#### [Problem to work on]
Copy out every line that contains "title".

#### [Supplied entries]
■ ■ ■ ■ ■ ■ ■

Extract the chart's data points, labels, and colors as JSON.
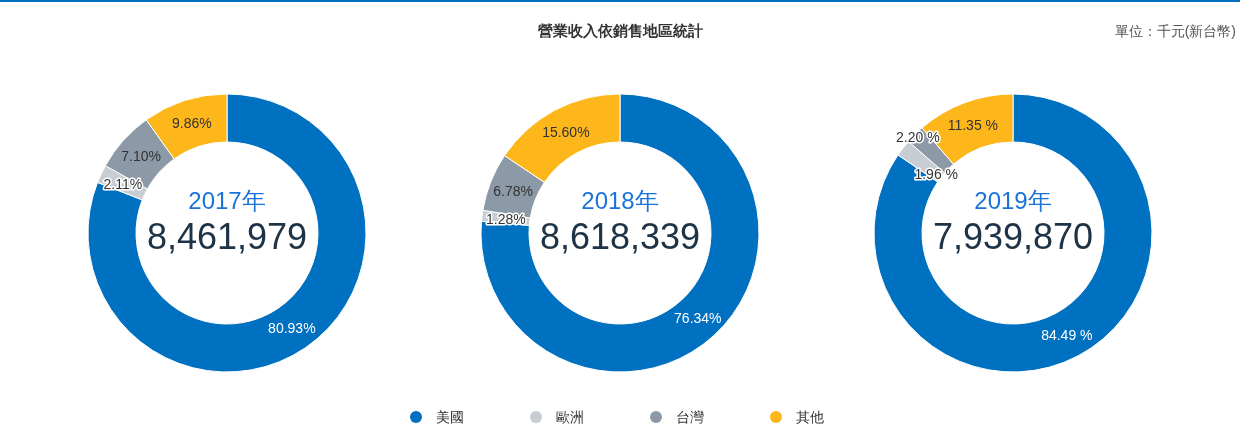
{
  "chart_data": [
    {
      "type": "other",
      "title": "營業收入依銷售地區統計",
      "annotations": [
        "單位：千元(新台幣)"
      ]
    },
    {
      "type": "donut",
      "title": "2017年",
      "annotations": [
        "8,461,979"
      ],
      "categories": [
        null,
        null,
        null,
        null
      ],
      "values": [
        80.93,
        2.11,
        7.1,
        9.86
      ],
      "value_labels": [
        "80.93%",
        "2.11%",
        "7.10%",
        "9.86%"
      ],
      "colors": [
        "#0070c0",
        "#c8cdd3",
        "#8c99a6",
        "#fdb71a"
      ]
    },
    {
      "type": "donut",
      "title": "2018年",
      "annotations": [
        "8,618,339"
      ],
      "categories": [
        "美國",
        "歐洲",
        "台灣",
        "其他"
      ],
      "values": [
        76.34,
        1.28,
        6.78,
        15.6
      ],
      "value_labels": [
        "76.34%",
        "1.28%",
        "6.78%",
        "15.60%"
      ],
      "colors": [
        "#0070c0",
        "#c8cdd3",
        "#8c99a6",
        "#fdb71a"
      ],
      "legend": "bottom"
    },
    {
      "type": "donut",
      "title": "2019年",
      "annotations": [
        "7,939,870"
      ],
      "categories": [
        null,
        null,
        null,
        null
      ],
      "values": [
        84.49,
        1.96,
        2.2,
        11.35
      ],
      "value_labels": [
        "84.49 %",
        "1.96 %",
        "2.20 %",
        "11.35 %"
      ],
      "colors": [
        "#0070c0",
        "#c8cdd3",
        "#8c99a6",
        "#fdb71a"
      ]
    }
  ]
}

■ ■ ■ ■ ■ ■ ■

#### [Solution]
      "title": "營業收入依銷售地區統計",
      "title": "2017年",
      "title": "2018年",
      "title": "2019年",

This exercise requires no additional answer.